***** Source material *****

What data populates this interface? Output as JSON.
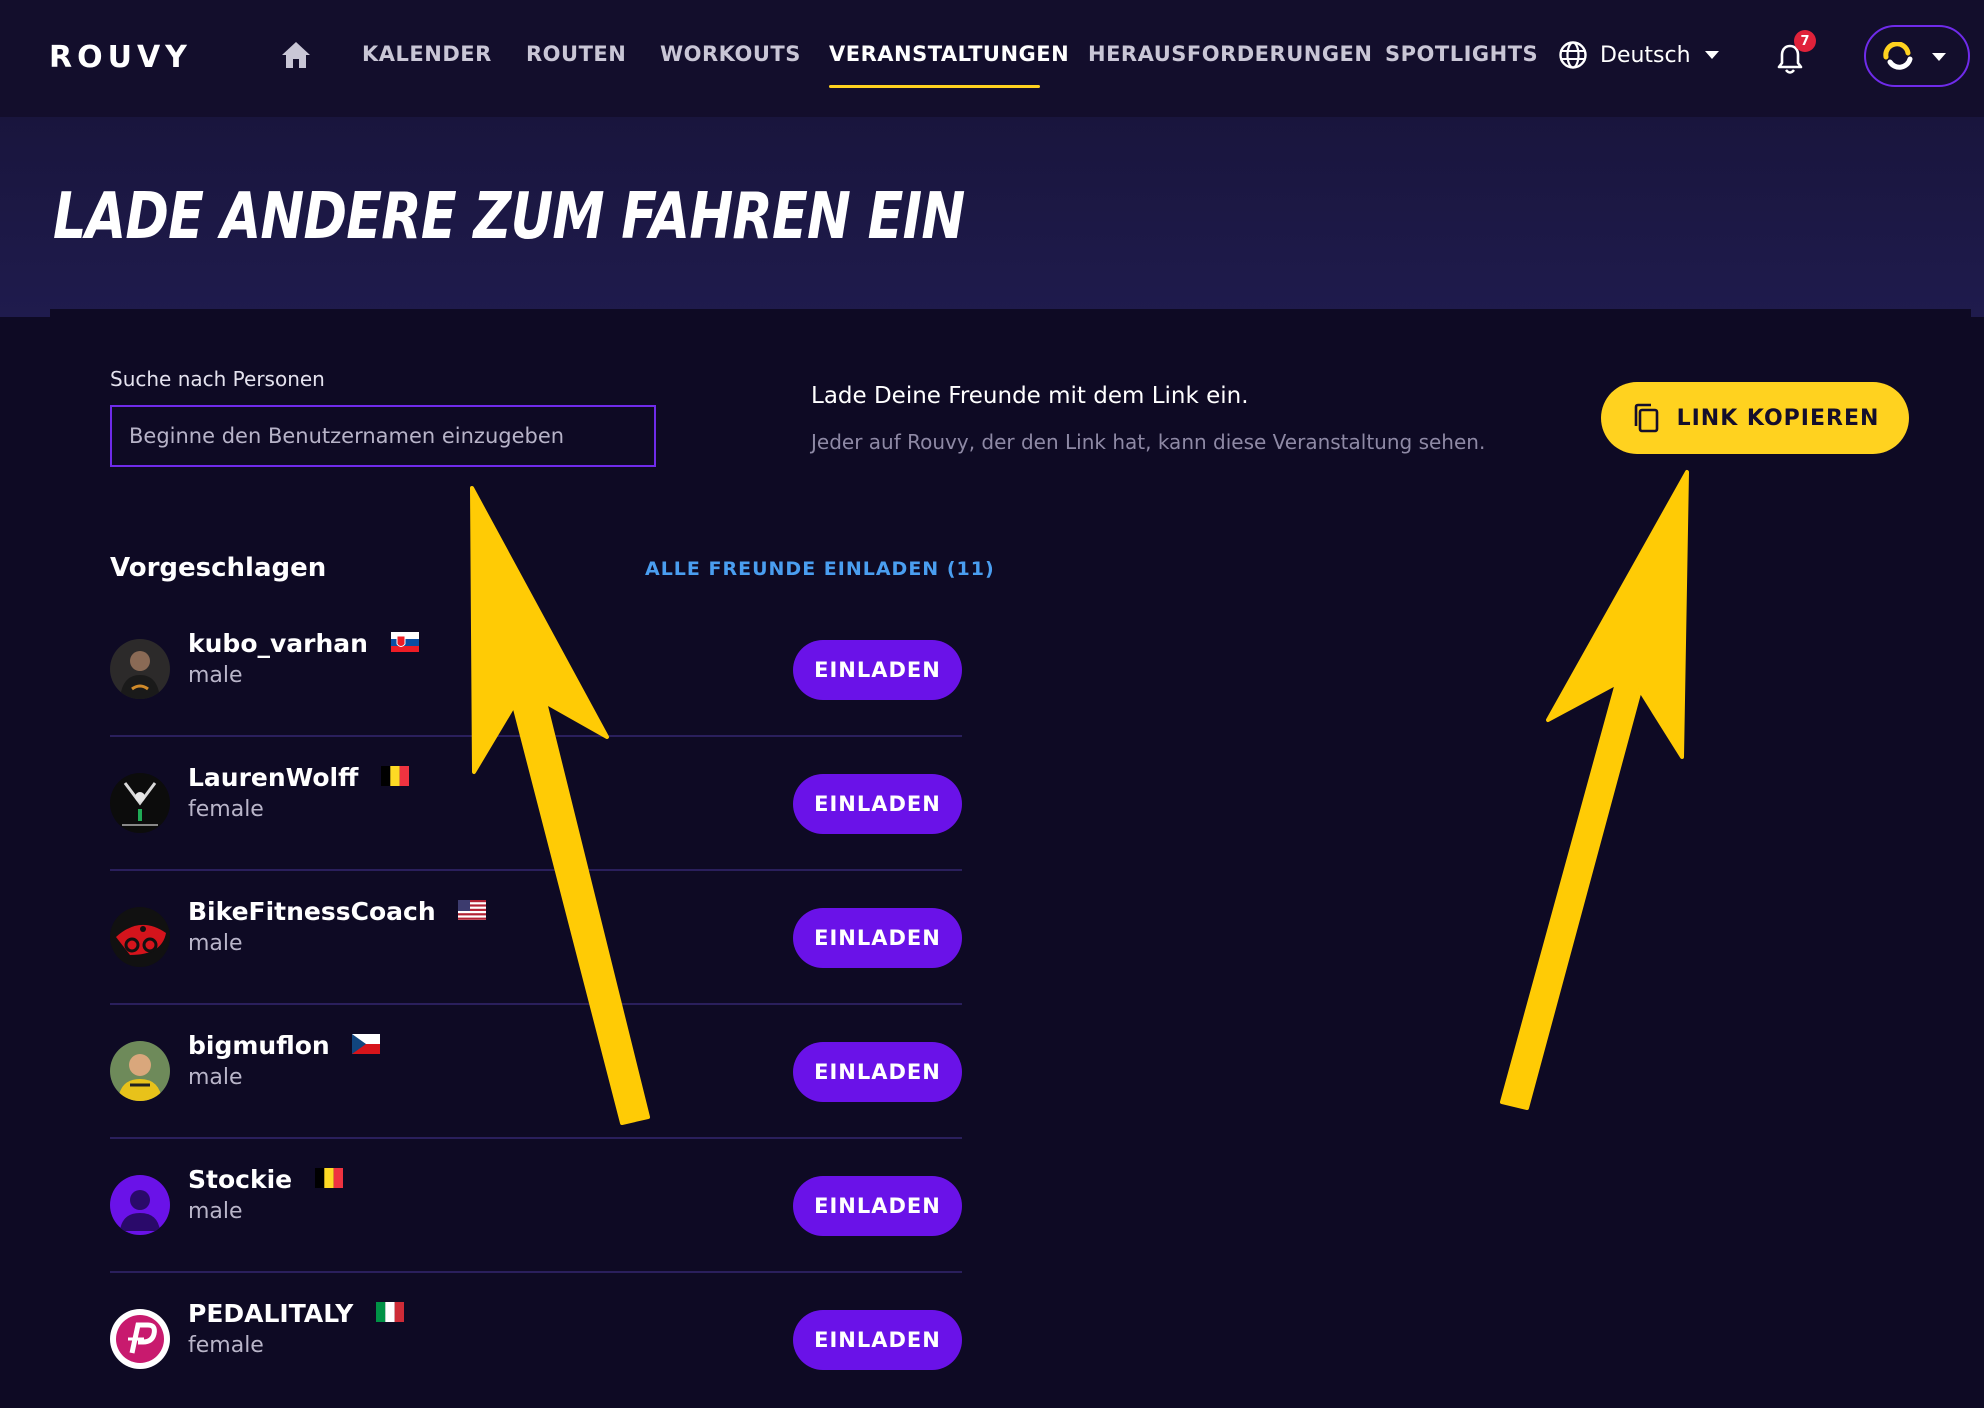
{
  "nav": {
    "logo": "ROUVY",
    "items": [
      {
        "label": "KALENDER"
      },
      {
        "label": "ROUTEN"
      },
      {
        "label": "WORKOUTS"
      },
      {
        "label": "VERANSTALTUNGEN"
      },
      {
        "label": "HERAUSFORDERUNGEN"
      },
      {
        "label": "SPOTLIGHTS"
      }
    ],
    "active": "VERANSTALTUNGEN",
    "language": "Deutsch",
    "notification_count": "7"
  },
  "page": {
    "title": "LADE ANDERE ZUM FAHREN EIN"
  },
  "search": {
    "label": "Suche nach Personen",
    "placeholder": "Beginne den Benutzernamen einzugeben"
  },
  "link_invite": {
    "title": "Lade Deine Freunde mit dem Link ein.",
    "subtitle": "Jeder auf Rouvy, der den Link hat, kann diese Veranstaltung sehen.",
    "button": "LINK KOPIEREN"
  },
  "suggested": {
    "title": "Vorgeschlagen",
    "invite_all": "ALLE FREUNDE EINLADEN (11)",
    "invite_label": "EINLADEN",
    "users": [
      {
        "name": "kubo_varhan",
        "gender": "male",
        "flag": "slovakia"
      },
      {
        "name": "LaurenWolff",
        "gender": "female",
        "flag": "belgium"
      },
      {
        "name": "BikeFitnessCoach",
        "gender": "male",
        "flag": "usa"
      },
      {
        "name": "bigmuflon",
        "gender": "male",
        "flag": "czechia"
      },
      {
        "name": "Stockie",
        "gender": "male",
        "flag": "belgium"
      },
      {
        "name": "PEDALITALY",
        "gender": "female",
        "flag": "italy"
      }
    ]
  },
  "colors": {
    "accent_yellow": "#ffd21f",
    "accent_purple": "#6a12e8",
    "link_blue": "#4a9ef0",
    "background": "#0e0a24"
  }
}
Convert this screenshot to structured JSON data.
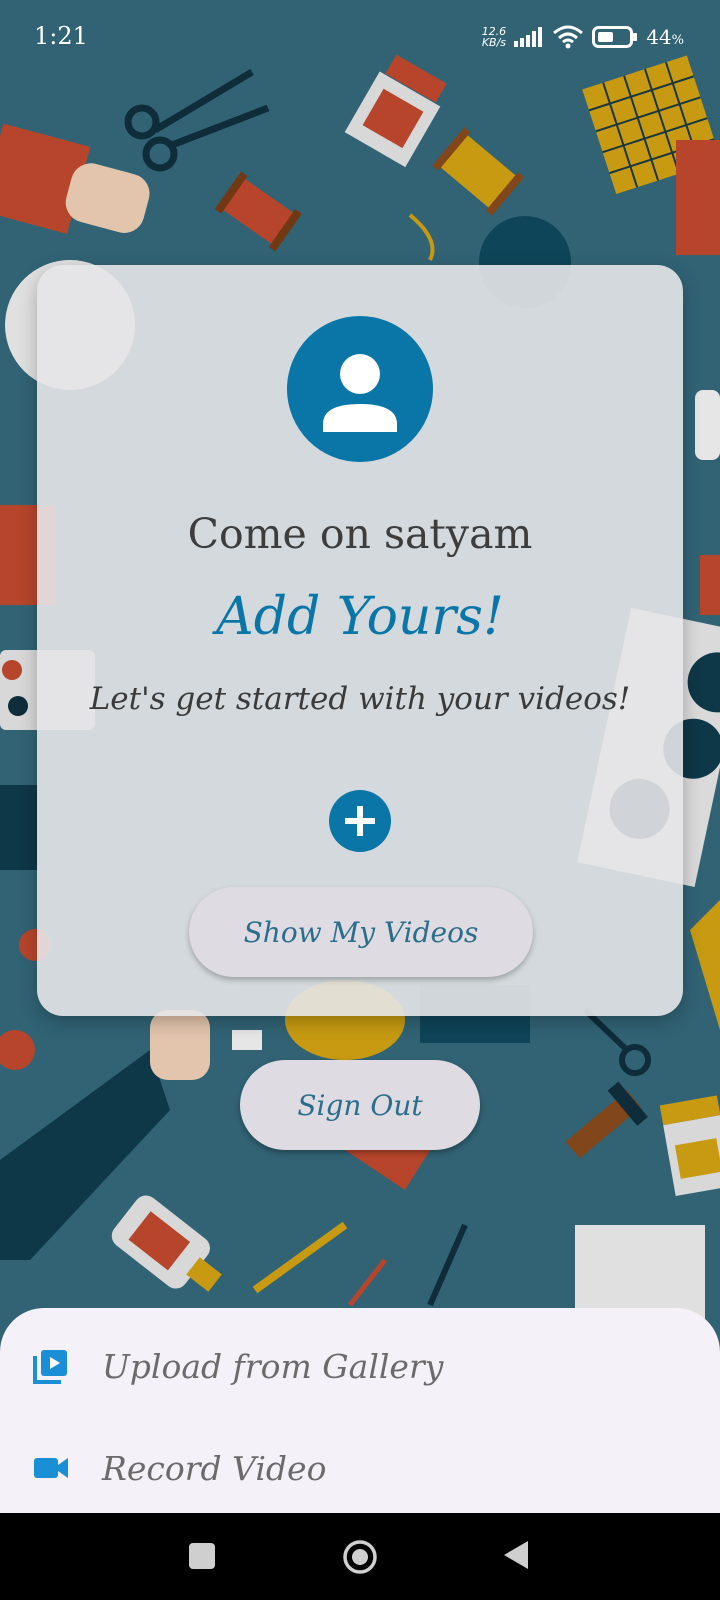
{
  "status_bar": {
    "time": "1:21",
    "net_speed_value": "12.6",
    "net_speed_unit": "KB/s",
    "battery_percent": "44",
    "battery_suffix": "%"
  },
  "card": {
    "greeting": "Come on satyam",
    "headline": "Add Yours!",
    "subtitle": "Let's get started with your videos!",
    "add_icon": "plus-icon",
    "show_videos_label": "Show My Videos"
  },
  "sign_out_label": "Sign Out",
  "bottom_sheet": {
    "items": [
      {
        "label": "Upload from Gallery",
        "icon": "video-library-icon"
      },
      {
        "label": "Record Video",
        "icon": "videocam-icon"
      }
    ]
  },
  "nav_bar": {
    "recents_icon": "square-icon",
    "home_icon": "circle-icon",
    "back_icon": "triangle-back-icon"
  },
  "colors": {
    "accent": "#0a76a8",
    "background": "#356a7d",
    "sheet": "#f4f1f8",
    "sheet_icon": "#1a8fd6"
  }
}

*****

▸ Directive
Every line above should be returned word for word, with the pictures left behind.

▸ Output below
What data populates this interface? Output as JSON.
{
  "nav": {
    "logo": "ROUVY",
    "items": [
      {
        "label": "KALENDER"
      },
      {
        "label": "ROUTEN"
      },
      {
        "label": "WORKOUTS"
      },
      {
        "label": "VERANSTALTUNGEN"
      },
      {
        "label": "HERAUSFORDERUNGEN"
      },
      {
        "label": "SPOTLIGHTS"
      }
    ],
    "active": "VERANSTALTUNGEN",
    "language": "Deutsch",
    "notification_count": "7"
  },
  "page": {
    "title": "LADE ANDERE ZUM FAHREN EIN"
  },
  "search": {
    "label": "Suche nach Personen",
    "placeholder": "Beginne den Benutzernamen einzugeben"
  },
  "link_invite": {
    "title": "Lade Deine Freunde mit dem Link ein.",
    "subtitle": "Jeder auf Rouvy, der den Link hat, kann diese Veranstaltung sehen.",
    "button": "LINK KOPIEREN"
  },
  "suggested": {
    "title": "Vorgeschlagen",
    "invite_all": "ALLE FREUNDE EINLADEN (11)",
    "invite_label": "EINLADEN",
    "users": [
      {
        "name": "kubo_varhan",
        "gender": "male",
        "flag": "slovakia"
      },
      {
        "name": "LaurenWolff",
        "gender": "female",
        "flag": "belgium"
      },
      {
        "name": "BikeFitnessCoach",
        "gender": "male",
        "flag": "usa"
      },
      {
        "name": "bigmuflon",
        "gender": "male",
        "flag": "czechia"
      },
      {
        "name": "Stockie",
        "gender": "male",
        "flag": "belgium"
      },
      {
        "name": "PEDALITALY",
        "gender": "female",
        "flag": "italy"
      }
    ]
  },
  "colors": {
    "accent_yellow": "#ffd21f",
    "accent_purple": "#6a12e8",
    "link_blue": "#4a9ef0",
    "background": "#0e0a24"
  }
}
Convert this screenshot to structured JSON data.
{
  "status_bar": {
    "time": "1:21",
    "net_speed_value": "12.6",
    "net_speed_unit": "KB/s",
    "battery_percent": "44",
    "battery_suffix": "%"
  },
  "card": {
    "greeting": "Come on satyam",
    "headline": "Add Yours!",
    "subtitle": "Let's get started with your videos!",
    "add_icon": "plus-icon",
    "show_videos_label": "Show My Videos"
  },
  "sign_out_label": "Sign Out",
  "bottom_sheet": {
    "items": [
      {
        "label": "Upload from Gallery",
        "icon": "video-library-icon"
      },
      {
        "label": "Record Video",
        "icon": "videocam-icon"
      }
    ]
  },
  "nav_bar": {
    "recents_icon": "square-icon",
    "home_icon": "circle-icon",
    "back_icon": "triangle-back-icon"
  },
  "colors": {
    "accent": "#0a76a8",
    "background": "#356a7d",
    "sheet": "#f4f1f8",
    "sheet_icon": "#1a8fd6"
  }
}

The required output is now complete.